* REQUEST
Copy, from the entries below, each line where the word "banking" can be found.

Records:
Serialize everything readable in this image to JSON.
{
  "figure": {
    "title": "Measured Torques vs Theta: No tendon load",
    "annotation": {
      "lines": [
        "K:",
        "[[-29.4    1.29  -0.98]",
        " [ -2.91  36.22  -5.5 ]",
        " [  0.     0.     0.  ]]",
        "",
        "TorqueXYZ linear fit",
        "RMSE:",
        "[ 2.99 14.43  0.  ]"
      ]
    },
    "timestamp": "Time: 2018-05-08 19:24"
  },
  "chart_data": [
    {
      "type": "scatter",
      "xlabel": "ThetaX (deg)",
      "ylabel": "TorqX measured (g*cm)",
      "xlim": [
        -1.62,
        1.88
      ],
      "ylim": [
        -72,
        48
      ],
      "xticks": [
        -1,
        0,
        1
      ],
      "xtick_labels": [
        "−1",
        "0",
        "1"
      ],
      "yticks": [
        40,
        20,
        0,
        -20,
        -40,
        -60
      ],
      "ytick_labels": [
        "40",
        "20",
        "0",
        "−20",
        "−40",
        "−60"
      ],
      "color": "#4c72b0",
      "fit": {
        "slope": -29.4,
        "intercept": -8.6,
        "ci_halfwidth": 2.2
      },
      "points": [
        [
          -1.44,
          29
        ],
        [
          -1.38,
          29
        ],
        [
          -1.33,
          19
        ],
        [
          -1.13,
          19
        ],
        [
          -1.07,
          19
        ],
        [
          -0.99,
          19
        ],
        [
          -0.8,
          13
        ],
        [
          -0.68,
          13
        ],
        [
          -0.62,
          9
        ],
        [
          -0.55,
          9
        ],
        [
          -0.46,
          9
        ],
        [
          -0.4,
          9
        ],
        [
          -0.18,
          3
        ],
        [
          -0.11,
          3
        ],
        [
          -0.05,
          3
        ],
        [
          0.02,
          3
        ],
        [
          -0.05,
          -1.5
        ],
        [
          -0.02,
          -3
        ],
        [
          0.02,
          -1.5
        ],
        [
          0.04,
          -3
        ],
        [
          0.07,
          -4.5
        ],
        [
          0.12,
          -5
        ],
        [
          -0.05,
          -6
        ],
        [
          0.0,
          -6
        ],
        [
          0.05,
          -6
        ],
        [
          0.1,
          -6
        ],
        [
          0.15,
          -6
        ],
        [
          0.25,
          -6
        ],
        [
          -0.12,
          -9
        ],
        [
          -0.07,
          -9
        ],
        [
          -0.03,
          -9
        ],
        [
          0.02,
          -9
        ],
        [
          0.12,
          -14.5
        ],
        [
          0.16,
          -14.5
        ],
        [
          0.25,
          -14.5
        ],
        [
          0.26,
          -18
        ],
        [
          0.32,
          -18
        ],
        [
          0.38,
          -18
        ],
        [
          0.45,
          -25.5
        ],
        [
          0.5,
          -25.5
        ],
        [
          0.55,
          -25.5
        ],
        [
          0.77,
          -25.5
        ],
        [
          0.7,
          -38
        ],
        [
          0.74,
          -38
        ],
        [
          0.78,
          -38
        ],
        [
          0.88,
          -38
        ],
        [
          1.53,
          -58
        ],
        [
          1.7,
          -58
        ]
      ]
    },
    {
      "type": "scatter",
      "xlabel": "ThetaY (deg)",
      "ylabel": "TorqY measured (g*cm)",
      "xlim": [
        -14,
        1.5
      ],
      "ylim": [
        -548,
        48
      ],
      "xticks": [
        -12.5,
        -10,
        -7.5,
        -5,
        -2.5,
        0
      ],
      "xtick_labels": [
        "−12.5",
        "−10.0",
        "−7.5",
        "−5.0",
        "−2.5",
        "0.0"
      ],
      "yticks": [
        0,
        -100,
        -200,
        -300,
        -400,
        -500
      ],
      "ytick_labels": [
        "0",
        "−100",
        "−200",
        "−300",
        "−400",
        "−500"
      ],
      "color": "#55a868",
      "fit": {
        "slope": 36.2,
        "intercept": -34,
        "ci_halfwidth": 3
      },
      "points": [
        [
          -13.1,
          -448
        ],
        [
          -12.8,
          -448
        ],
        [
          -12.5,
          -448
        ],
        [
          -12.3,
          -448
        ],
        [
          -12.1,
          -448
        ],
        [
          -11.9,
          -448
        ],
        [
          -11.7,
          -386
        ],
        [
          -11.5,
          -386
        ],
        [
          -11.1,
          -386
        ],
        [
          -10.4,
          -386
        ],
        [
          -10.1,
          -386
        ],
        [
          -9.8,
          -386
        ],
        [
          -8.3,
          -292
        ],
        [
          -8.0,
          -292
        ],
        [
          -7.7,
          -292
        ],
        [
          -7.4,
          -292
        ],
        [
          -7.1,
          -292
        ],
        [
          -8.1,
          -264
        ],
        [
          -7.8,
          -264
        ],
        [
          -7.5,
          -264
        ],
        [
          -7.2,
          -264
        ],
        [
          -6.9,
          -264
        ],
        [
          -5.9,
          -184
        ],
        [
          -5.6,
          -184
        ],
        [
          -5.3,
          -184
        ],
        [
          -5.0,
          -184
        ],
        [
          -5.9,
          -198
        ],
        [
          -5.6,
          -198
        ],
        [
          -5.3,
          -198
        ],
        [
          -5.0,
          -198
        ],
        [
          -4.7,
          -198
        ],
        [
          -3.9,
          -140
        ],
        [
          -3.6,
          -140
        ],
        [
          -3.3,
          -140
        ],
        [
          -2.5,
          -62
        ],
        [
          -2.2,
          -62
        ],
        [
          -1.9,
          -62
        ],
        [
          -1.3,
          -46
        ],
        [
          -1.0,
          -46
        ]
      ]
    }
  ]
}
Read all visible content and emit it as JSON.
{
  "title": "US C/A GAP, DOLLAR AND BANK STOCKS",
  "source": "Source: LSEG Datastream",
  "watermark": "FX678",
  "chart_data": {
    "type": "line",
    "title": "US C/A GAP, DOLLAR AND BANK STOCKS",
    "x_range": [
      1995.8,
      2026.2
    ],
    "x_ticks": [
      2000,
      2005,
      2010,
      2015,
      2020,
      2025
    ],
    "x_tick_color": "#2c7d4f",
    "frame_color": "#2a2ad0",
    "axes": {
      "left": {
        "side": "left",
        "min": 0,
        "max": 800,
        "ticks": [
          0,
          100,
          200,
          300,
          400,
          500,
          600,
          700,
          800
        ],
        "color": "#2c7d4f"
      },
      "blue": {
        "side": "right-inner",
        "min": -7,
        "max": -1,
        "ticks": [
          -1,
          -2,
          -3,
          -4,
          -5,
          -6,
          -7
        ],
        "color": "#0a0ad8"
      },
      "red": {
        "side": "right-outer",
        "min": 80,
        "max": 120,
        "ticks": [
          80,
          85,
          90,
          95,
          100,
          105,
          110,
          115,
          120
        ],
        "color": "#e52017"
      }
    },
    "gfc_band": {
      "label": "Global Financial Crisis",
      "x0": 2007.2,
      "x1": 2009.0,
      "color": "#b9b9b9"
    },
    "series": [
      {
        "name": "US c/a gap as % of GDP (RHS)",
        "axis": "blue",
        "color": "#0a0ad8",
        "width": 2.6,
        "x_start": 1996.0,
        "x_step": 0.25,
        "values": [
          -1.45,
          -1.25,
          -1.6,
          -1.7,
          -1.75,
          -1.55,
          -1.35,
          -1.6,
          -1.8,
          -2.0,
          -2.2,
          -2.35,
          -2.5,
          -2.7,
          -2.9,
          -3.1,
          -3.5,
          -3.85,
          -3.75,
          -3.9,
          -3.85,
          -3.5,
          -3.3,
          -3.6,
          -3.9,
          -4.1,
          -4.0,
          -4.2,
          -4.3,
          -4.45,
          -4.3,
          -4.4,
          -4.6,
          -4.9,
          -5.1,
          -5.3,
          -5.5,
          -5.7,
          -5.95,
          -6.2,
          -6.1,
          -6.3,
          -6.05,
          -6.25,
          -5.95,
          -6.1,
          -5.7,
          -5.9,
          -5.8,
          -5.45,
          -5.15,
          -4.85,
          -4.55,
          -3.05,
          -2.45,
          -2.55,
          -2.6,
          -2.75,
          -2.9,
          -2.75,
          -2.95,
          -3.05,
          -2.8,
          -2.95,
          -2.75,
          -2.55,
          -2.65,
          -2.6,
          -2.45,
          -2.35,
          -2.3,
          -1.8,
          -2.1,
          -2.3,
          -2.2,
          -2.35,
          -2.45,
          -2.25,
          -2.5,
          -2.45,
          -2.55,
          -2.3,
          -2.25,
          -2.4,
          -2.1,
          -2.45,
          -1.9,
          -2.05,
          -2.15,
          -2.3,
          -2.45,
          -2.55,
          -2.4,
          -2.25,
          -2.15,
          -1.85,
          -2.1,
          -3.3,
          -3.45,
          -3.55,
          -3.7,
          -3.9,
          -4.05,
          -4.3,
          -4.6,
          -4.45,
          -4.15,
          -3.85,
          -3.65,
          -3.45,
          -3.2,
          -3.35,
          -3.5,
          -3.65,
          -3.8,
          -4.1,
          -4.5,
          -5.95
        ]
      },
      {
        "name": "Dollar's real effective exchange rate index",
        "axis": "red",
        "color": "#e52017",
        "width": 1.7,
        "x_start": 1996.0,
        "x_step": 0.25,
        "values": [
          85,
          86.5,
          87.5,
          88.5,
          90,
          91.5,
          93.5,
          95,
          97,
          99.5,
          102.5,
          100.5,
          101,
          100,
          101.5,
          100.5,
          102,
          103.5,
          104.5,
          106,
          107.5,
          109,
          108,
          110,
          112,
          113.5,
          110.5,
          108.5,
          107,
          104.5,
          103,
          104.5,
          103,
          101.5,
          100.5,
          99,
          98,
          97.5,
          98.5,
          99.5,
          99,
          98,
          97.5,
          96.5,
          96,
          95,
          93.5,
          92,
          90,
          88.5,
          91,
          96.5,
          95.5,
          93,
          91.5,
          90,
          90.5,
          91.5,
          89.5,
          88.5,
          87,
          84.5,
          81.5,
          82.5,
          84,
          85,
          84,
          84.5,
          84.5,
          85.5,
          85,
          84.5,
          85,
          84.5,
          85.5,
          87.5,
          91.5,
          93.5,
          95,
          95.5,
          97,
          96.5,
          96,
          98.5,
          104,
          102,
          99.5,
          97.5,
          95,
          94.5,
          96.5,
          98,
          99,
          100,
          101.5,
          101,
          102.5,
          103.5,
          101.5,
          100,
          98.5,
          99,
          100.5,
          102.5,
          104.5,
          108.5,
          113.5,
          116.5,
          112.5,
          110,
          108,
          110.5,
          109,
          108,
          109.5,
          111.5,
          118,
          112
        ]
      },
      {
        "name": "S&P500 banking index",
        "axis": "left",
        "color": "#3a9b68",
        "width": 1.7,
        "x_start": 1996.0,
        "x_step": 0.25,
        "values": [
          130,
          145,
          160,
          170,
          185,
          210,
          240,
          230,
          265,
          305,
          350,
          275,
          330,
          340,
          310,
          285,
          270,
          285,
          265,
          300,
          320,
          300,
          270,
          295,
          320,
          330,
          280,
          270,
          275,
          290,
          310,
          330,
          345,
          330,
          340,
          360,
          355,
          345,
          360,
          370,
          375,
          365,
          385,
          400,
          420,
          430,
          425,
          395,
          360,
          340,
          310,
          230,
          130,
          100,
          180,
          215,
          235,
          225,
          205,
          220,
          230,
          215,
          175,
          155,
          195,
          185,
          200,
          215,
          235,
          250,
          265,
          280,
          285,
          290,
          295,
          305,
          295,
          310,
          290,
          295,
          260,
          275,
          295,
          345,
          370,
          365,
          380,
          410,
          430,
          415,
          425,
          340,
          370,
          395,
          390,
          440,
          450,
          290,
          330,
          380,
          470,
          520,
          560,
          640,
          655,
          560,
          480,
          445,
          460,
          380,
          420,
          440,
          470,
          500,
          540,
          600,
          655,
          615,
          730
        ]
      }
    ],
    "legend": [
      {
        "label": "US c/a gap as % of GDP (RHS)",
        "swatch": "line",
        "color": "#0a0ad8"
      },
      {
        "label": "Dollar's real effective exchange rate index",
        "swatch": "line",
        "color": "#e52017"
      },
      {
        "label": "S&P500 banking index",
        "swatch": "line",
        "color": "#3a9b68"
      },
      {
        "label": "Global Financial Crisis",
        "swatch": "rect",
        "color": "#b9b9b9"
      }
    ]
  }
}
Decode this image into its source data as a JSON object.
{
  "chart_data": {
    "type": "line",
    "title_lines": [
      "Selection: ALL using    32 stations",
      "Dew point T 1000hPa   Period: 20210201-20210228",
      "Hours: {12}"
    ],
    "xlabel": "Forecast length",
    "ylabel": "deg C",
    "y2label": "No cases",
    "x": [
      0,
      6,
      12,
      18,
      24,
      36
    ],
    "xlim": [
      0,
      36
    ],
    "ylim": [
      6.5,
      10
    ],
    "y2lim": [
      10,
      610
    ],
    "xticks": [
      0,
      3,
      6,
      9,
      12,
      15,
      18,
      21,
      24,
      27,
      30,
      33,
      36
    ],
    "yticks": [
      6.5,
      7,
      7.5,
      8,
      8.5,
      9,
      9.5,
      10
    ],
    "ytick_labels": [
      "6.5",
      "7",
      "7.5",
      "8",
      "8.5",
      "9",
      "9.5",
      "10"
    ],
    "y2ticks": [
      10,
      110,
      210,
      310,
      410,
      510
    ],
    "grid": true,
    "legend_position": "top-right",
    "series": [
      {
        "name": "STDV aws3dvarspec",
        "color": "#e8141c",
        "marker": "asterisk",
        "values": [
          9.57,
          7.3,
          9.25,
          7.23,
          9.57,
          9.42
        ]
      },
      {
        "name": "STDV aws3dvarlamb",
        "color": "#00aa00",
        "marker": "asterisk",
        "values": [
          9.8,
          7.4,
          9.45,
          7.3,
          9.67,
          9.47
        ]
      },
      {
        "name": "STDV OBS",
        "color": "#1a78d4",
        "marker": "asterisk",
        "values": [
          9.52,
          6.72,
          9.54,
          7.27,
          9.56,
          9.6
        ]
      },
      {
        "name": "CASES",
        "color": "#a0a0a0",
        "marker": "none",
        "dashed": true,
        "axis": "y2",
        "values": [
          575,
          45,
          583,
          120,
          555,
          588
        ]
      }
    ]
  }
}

* RESULT OF THIS EXERCISE
        "name": "S&P500 banking index",
        "label": "S&P500 banking index",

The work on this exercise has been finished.